Given instruction: Write out all of the entries that follow, word for word, but skip the pictures.

Exercise input:
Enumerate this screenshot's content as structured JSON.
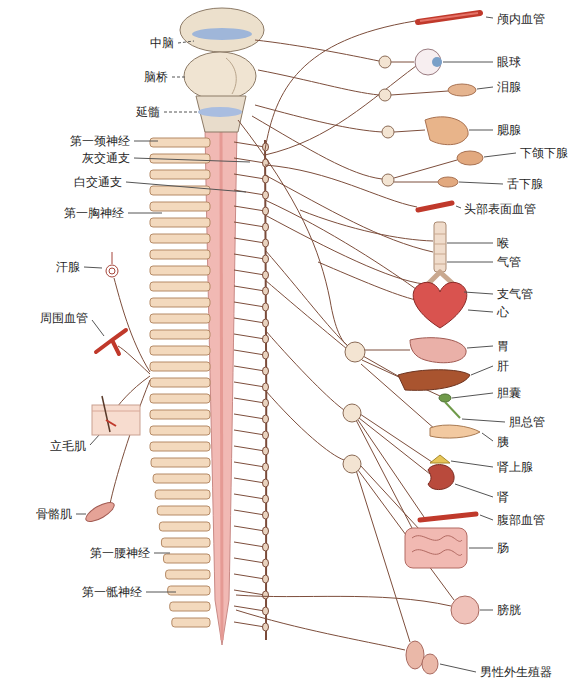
{
  "diagram": {
    "labels": [
      "中脑",
      "脑桥",
      "延髓",
      "第一颈神经",
      "灰交通支",
      "白交通支",
      "第一胸神经",
      "汗腺",
      "周围血管",
      "立毛肌",
      "骨骼肌",
      "第一腰神经",
      "第一骶神经",
      "颅内血管",
      "眼球",
      "泪腺",
      "腮腺",
      "下颌下腺",
      "舌下腺",
      "头部表面血管",
      "喉",
      "气管",
      "支气管",
      "心",
      "胃",
      "肝",
      "胆囊",
      "胆总管",
      "胰",
      "肾上腺",
      "肾",
      "腹部血管",
      "肠",
      "膀胱",
      "男性外生殖器"
    ]
  }
}
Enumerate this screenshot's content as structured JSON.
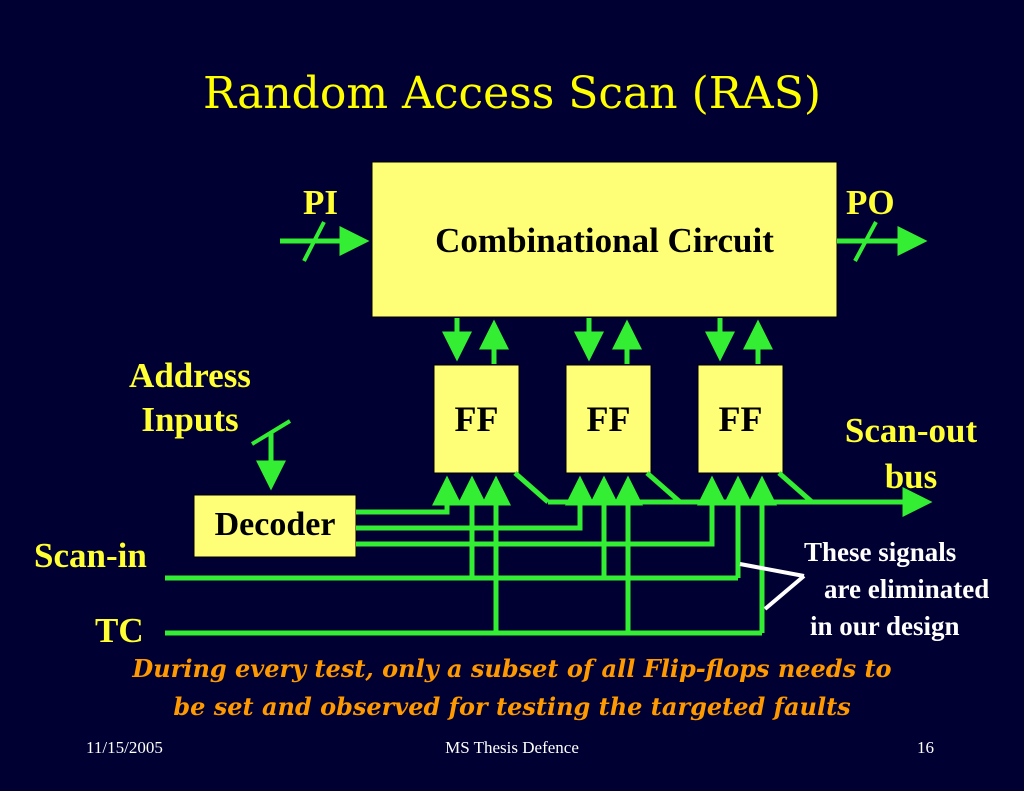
{
  "title": "Random Access Scan (RAS)",
  "diagram": {
    "combinational_circuit": "Combinational Circuit",
    "pi": "PI",
    "po": "PO",
    "flip_flops": [
      "FF",
      "FF",
      "FF"
    ],
    "address_inputs": [
      "Address",
      "Inputs"
    ],
    "decoder": "Decoder",
    "scan_in": "Scan-in",
    "tc": "TC",
    "scan_out_bus": [
      "Scan-out",
      "bus"
    ],
    "note": [
      "These signals",
      "are eliminated",
      "in our design"
    ]
  },
  "caption": [
    "During every test, only a subset of all Flip-flops needs to",
    "be set and observed for testing the targeted faults"
  ],
  "footer": {
    "date": "11/15/2005",
    "center": "MS Thesis Defence",
    "page": "16"
  },
  "colors": {
    "background": "#000033",
    "title": "#ffff00",
    "box_fill": "#ffff77",
    "wire": "#33ee33",
    "label": "#ffff33",
    "caption": "#ff9900"
  }
}
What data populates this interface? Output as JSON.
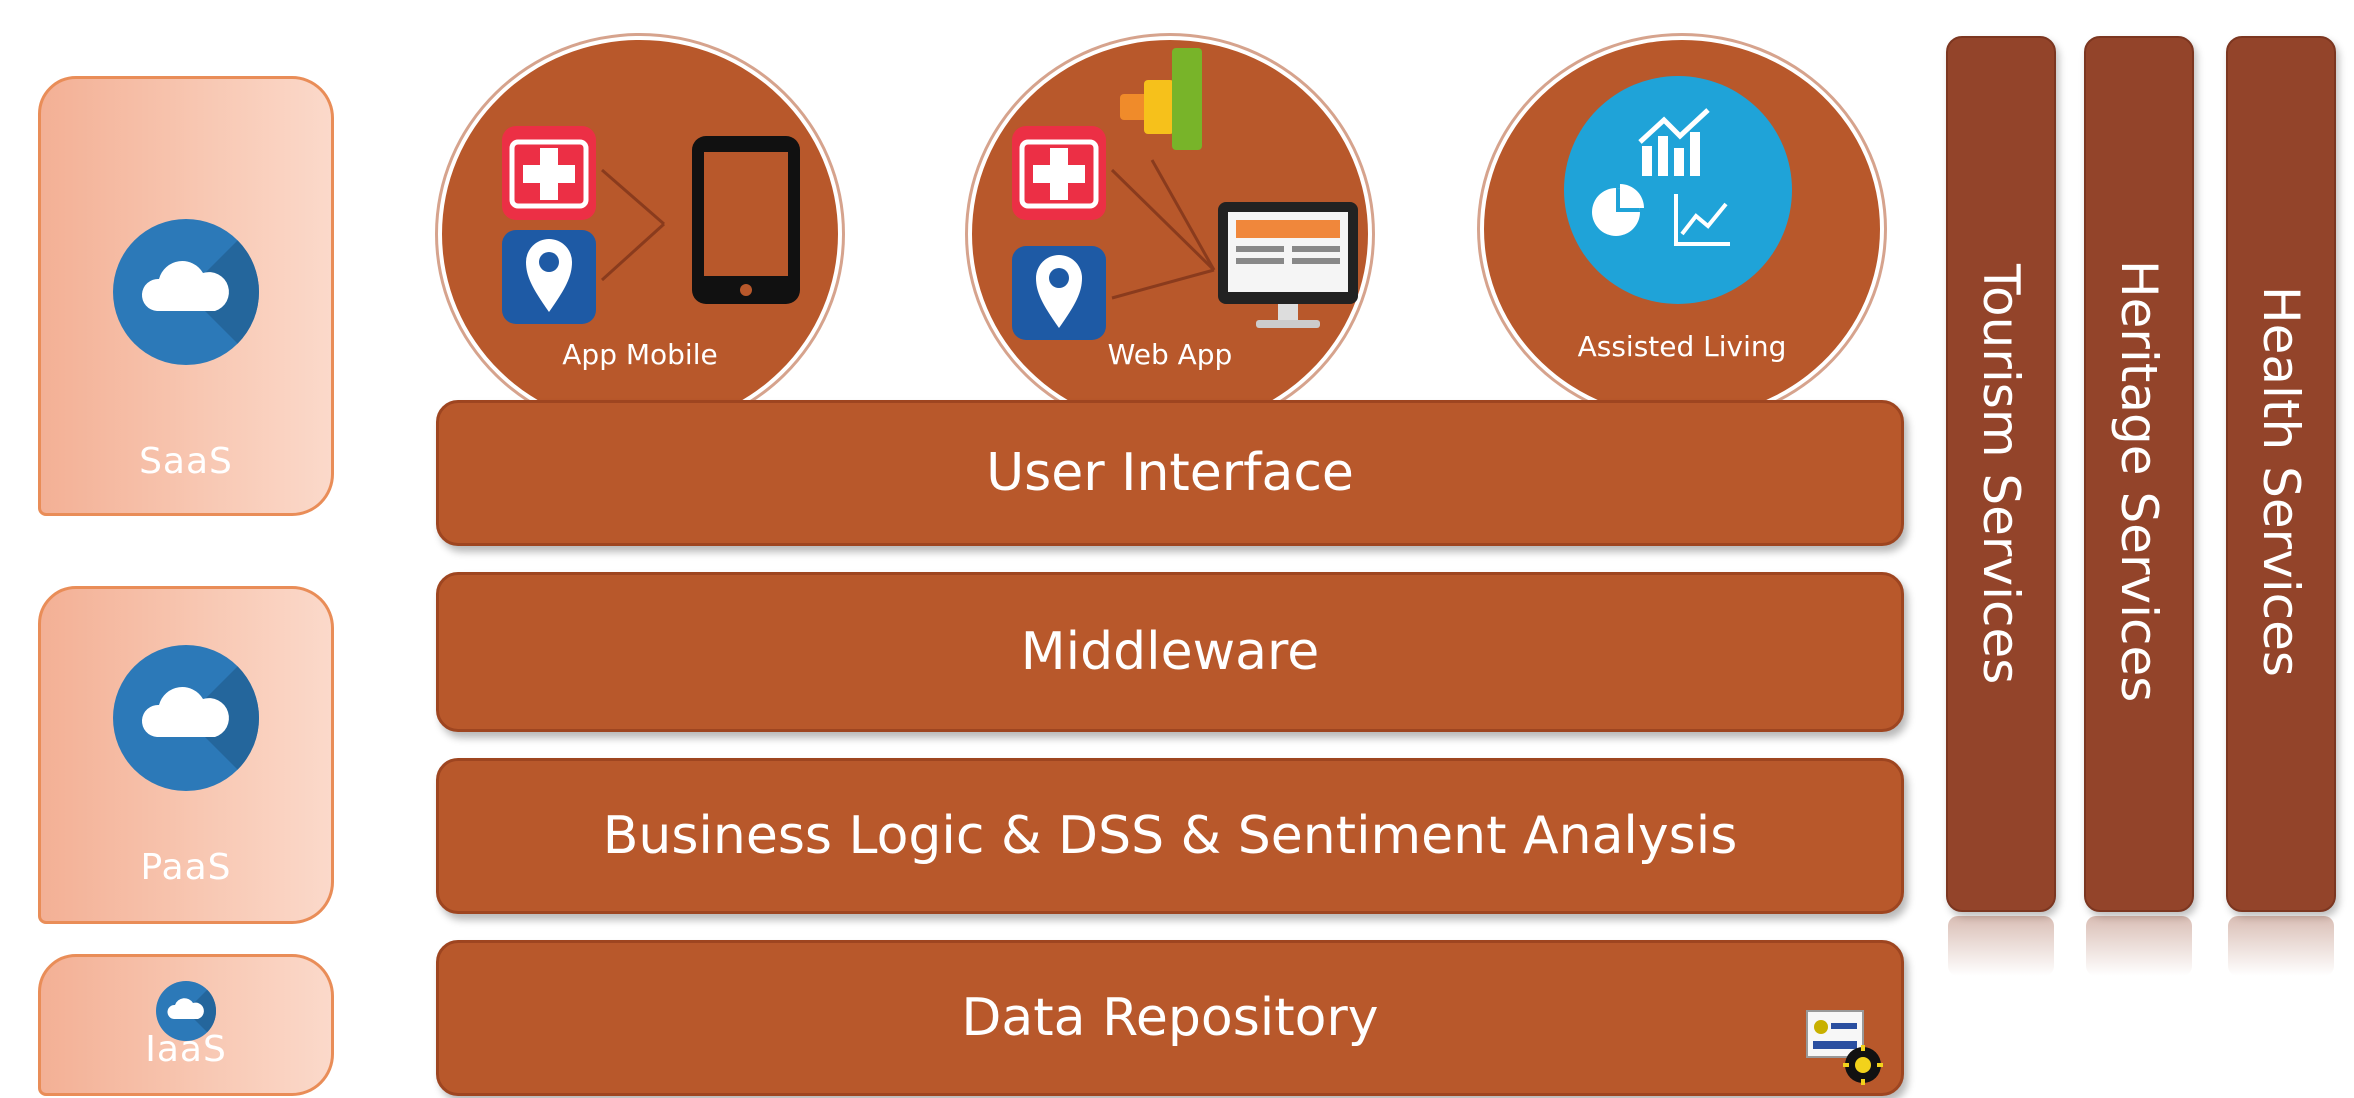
{
  "service_models": [
    {
      "label": "SaaS",
      "icon": "cloud-icon"
    },
    {
      "label": "PaaS",
      "icon": "cloud-icon"
    },
    {
      "label": "IaaS",
      "icon": "cloud-icon"
    }
  ],
  "apps": [
    {
      "label": "App Mobile",
      "icons": [
        "medical-cross-icon",
        "location-pin-icon",
        "smartphone-icon"
      ]
    },
    {
      "label": "Web App",
      "icons": [
        "medical-cross-icon",
        "location-pin-icon",
        "desktop-monitor-icon",
        "bar-chart-icon"
      ]
    },
    {
      "label": "Assisted Living",
      "icons": [
        "analytics-icon"
      ]
    }
  ],
  "layers": [
    {
      "label": "User Interface"
    },
    {
      "label": "Middleware"
    },
    {
      "label": "Business Logic & DSS & Sentiment Analysis"
    },
    {
      "label": "Data Repository"
    }
  ],
  "verticals": [
    {
      "label": "Tourism Services"
    },
    {
      "label": "Heritage Services"
    },
    {
      "label": "Health Services"
    }
  ],
  "colors": {
    "layer": "#b8582b",
    "model_card": "#f8c7b2",
    "pillar": "#93442a",
    "cloud": "#2c79b8",
    "analytics_disc": "#1fa3d8"
  }
}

Solution:
Enumerate this screenshot's content as structured JSON.
{
  "diagram": {
    "labels": [
      "中脑",
      "脑桥",
      "延髓",
      "第一颈神经",
      "灰交通支",
      "白交通支",
      "第一胸神经",
      "汗腺",
      "周围血管",
      "立毛肌",
      "骨骼肌",
      "第一腰神经",
      "第一骶神经",
      "颅内血管",
      "眼球",
      "泪腺",
      "腮腺",
      "下颌下腺",
      "舌下腺",
      "头部表面血管",
      "喉",
      "气管",
      "支气管",
      "心",
      "胃",
      "肝",
      "胆囊",
      "胆总管",
      "胰",
      "肾上腺",
      "肾",
      "腹部血管",
      "肠",
      "膀胱",
      "男性外生殖器"
    ]
  }
}
Enumerate this screenshot's content as structured JSON.
{
  "title": "Random Access Scan (RAS)",
  "diagram": {
    "combinational_circuit": "Combinational Circuit",
    "pi": "PI",
    "po": "PO",
    "flip_flops": [
      "FF",
      "FF",
      "FF"
    ],
    "address_inputs": [
      "Address",
      "Inputs"
    ],
    "decoder": "Decoder",
    "scan_in": "Scan-in",
    "tc": "TC",
    "scan_out_bus": [
      "Scan-out",
      "bus"
    ],
    "note": [
      "These signals",
      "are eliminated",
      "in our design"
    ]
  },
  "caption": [
    "During every test, only a subset of all Flip-flops needs to",
    "be set and observed for testing the targeted faults"
  ],
  "footer": {
    "date": "11/15/2005",
    "center": "MS Thesis Defence",
    "page": "16"
  },
  "colors": {
    "background": "#000033",
    "title": "#ffff00",
    "box_fill": "#ffff77",
    "wire": "#33ee33",
    "label": "#ffff33",
    "caption": "#ff9900"
  }
}
What data populates this interface? Output as JSON.
{
  "service_models": [
    {
      "label": "SaaS",
      "icon": "cloud-icon"
    },
    {
      "label": "PaaS",
      "icon": "cloud-icon"
    },
    {
      "label": "IaaS",
      "icon": "cloud-icon"
    }
  ],
  "apps": [
    {
      "label": "App Mobile",
      "icons": [
        "medical-cross-icon",
        "location-pin-icon",
        "smartphone-icon"
      ]
    },
    {
      "label": "Web App",
      "icons": [
        "medical-cross-icon",
        "location-pin-icon",
        "desktop-monitor-icon",
        "bar-chart-icon"
      ]
    },
    {
      "label": "Assisted Living",
      "icons": [
        "analytics-icon"
      ]
    }
  ],
  "layers": [
    {
      "label": "User Interface"
    },
    {
      "label": "Middleware"
    },
    {
      "label": "Business Logic & DSS & Sentiment Analysis"
    },
    {
      "label": "Data Repository"
    }
  ],
  "verticals": [
    {
      "label": "Tourism Services"
    },
    {
      "label": "Heritage Services"
    },
    {
      "label": "Health Services"
    }
  ],
  "colors": {
    "layer": "#b8582b",
    "model_card": "#f8c7b2",
    "pillar": "#93442a",
    "cloud": "#2c79b8",
    "analytics_disc": "#1fa3d8"
  }
}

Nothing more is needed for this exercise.